# WHAT THIS TASK INVOLVES:
In the entries that follow, find the word "ISBN" and report each line it is on.

# MATERIALS PROVIDED:
◆ ◆ ◆

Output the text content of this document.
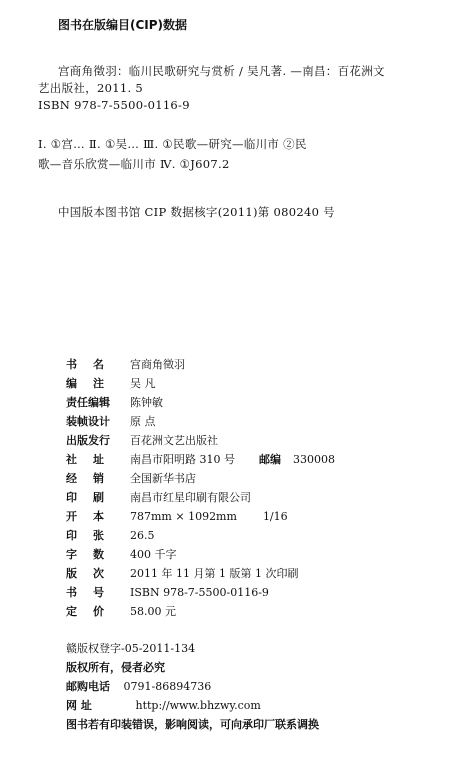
图书在版编目(CIP)数据
宫商角徵羽：临川民歌研究与赏析 / 吴凡著. —南昌：百花洲文
艺出版社，2011. 5
ISBN 978-7-5500-0116-9
Ⅰ. ①宫… Ⅱ. ①吴… Ⅲ. ①民歌—研究—临川市 ②民
歌—音乐欣赏—临川市 Ⅳ. ①J607.2
中国版本图书馆 CIP 数据核字(2011)第 080240 号
书 名 宫商角徵羽
编 注 吴 凡
责任编辑	陈钟敏
装帧设计	原 点
出版发行	百花洲文艺出版社
社 址 南昌市阳明路 310 号 邮编 330008
经 销 全国新华书店
印 刷 南昌市红星印刷有限公司
开 本 787mm × 1092mm 1/16
印 张 26.5
字 数 400 千字
版 次 2011 年 11 月第 1 版第 1 次印刷
书 号 ISBN 978-7-5500-0116-9
定 价 58.00 元
赣版权登字-05-2011-134
版权所有，侵者必究
邮购电话 0791-86894736
网 址	http://www.bhzwy.com
图书若有印装错误，影响阅读，可向承印厂联系调换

◆ ◆ ◆

# SOLUTION TO THIS EXERCISE:
ISBN 978-7-5500-0116-9
书 号 ISBN 978-7-5500-0116-9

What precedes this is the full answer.